(EXERCISE GOAL): Retype all material exactly. Pictures stay out of the copy.

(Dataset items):
□ □ □

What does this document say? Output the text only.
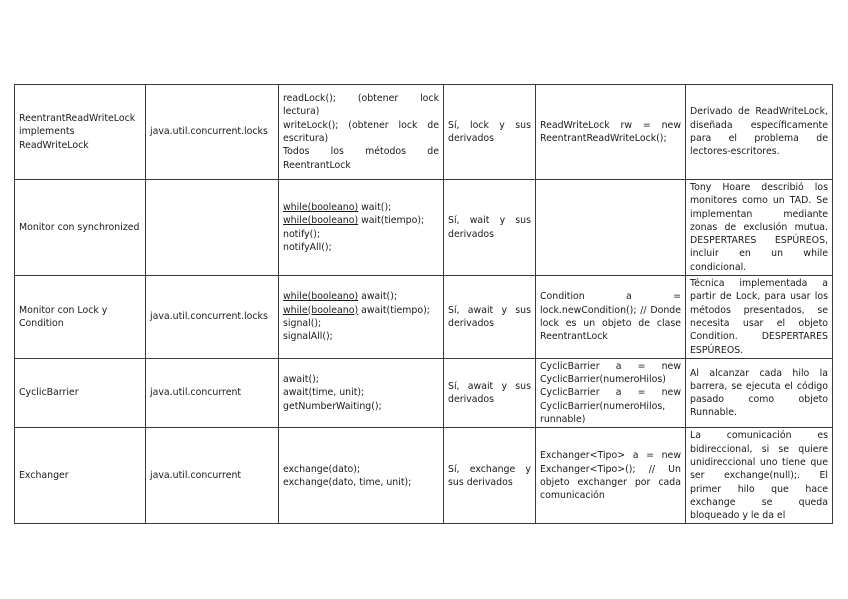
ReentrantReadWriteLock implements ReadWriteLock	java.util.concurrent.locks	readLock(); (obtener lock lectura)
writeLock(); (obtener lock de escritura)
Todos los métodos de ReentrantLock	Sí, lock y sus derivados	ReadWriteLock rw = new ReentrantReadWriteLock();	Derivado de ReadWriteLock, diseñada específicamente para el problema de lectores-escritores.
Monitor con synchronized		while(booleano) wait();
while(booleano) wait(tiempo);
notify();
notifyAll();	Sí, wait y sus derivados		Tony Hoare describió los monitores como un TAD. Se implementan mediante zonas de exclusión mutua. DESPERTARES ESPÚREOS, incluir en un while condicional.
Monitor con Lock y Condition	java.util.concurrent.locks	while(booleano) await();
while(booleano) await(tiempo);
signal();
signalAll();	Sí, await y sus derivados	Condition a = lock.newCondition(); // Donde lock es un objeto de clase ReentrantLock	Técnica implementada a partir de Lock, para usar los métodos presentados, se necesita usar el objeto Condition. DESPERTARES ESPÚREOS.
CyclicBarrier	java.util.concurrent	await();
await(time, unit);
getNumberWaiting();	Sí, await y sus derivados	CyclicBarrier a = new CyclicBarrier(numeroHilos) CyclicBarrier a = new CyclicBarrier(numeroHilos, runnable)	Al alcanzar cada hilo la barrera, se ejecuta el código pasado como objeto Runnable.
Exchanger	java.util.concurrent	exchange(dato);
exchange(dato, time, unit);	Sí, exchange y sus derivados	Exchanger<Tipo> a = new Exchanger<Tipo>(); // Un objeto exchanger por cada comunicación	La comunicación es bidireccional, si se quiere unidireccional uno tiene que ser exchange(null);. El primer hilo que hace exchange se queda bloqueado y le da el
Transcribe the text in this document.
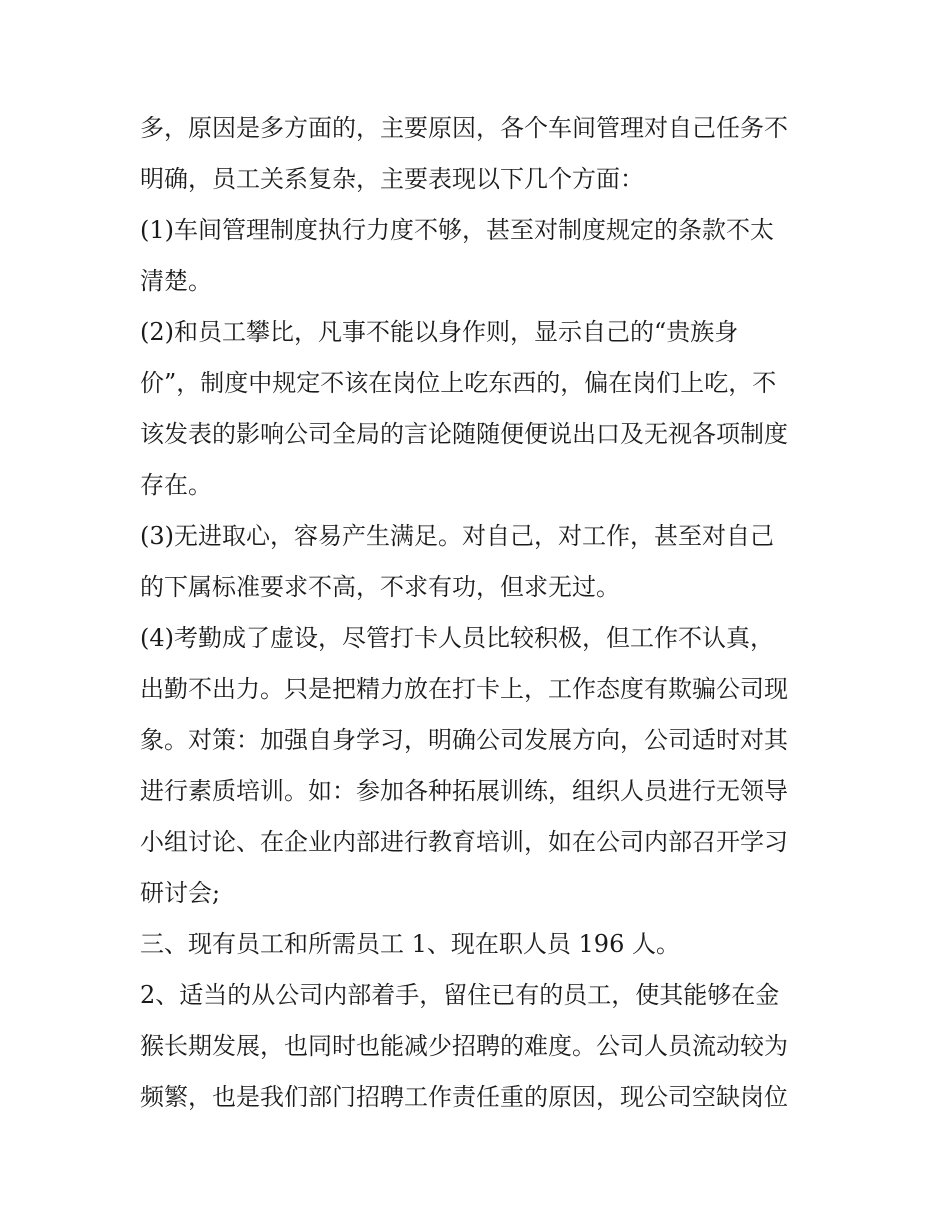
多，原因是多方面的，主要原因，各个车间管理对自己任务不
明确，员工关系复杂，主要表现以下几个方面：
(1)车间管理制度执行力度不够，甚至对制度规定的条款不太
清楚。
(2)和员工攀比，凡事不能以身作则，显示自己的“贵族身
价”，制度中规定不该在岗位上吃东西的，偏在岗们上吃，不
该发表的影响公司全局的言论随随便便说出口及无视各项制度
存在。
(3)无进取心，容易产生满足。对自己，对工作，甚至对自己
的下属标准要求不高，不求有功，但求无过。
(4)考勤成了虚设，尽管打卡人员比较积极，但工作不认真，
出勤不出力。只是把精力放在打卡上，工作态度有欺骗公司现
象。对策：加强自身学习，明确公司发展方向，公司适时对其
进行素质培训。如：参加各种拓展训练，组织人员进行无领导
小组讨论、在企业内部进行教育培训，如在公司内部召开学习
研讨会;
三、现有员工和所需员工 1、现在职人员 196 人。
2、适当的从公司内部着手，留住已有的员工，使其能够在金
猴长期发展，也同时也能减少招聘的难度。公司人员流动较为
频繁，也是我们部门招聘工作责任重的原因，现公司空缺岗位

□ □ □

(TASK OUTPUT):
What does this document say? Output the text only.
ReentrantReadWriteLock implements ReadWriteLock	java.util.concurrent.locks	readLock(); (obtener lock lectura)
writeLock(); (obtener lock de escritura)
Todos los métodos de ReentrantLock	Sí, lock y sus derivados	ReadWriteLock rw = new ReentrantReadWriteLock();	Derivado de ReadWriteLock, diseñada específicamente para el problema de lectores-escritores.
Monitor con synchronized		while(booleano) wait();
while(booleano) wait(tiempo);
notify();
notifyAll();	Sí, wait y sus derivados		Tony Hoare describió los monitores como un TAD. Se implementan mediante zonas de exclusión mutua. DESPERTARES ESPÚREOS, incluir en un while condicional.
Monitor con Lock y Condition	java.util.concurrent.locks	while(booleano) await();
while(booleano) await(tiempo);
signal();
signalAll();	Sí, await y sus derivados	Condition a = lock.newCondition(); // Donde lock es un objeto de clase ReentrantLock	Técnica implementada a partir de Lock, para usar los métodos presentados, se necesita usar el objeto Condition. DESPERTARES ESPÚREOS.
CyclicBarrier	java.util.concurrent	await();
await(time, unit);
getNumberWaiting();	Sí, await y sus derivados	CyclicBarrier a = new CyclicBarrier(numeroHilos) CyclicBarrier a = new CyclicBarrier(numeroHilos, runnable)	Al alcanzar cada hilo la barrera, se ejecuta el código pasado como objeto Runnable.
Exchanger	java.util.concurrent	exchange(dato);
exchange(dato, time, unit);	Sí, exchange y sus derivados	Exchanger<Tipo> a = new Exchanger<Tipo>(); // Un objeto exchanger por cada comunicación	La comunicación es bidireccional, si se quiere unidireccional uno tiene que ser exchange(null);. El primer hilo que hace exchange se queda bloqueado y le da el
Transcribe the text in this document.
多，原因是多方面的，主要原因，各个车间管理对自己任务不
明确，员工关系复杂，主要表现以下几个方面：
(1)车间管理制度执行力度不够，甚至对制度规定的条款不太
清楚。
(2)和员工攀比，凡事不能以身作则，显示自己的“贵族身
价”，制度中规定不该在岗位上吃东西的，偏在岗们上吃，不
该发表的影响公司全局的言论随随便便说出口及无视各项制度
存在。
(3)无进取心，容易产生满足。对自己，对工作，甚至对自己
的下属标准要求不高，不求有功，但求无过。
(4)考勤成了虚设，尽管打卡人员比较积极，但工作不认真，
出勤不出力。只是把精力放在打卡上，工作态度有欺骗公司现
象。对策：加强自身学习，明确公司发展方向，公司适时对其
进行素质培训。如：参加各种拓展训练，组织人员进行无领导
小组讨论、在企业内部进行教育培训，如在公司内部召开学习
研讨会;
三、现有员工和所需员工 1、现在职人员 196 人。
2、适当的从公司内部着手，留住已有的员工，使其能够在金
猴长期发展，也同时也能减少招聘的难度。公司人员流动较为
频繁，也是我们部门招聘工作责任重的原因，现公司空缺岗位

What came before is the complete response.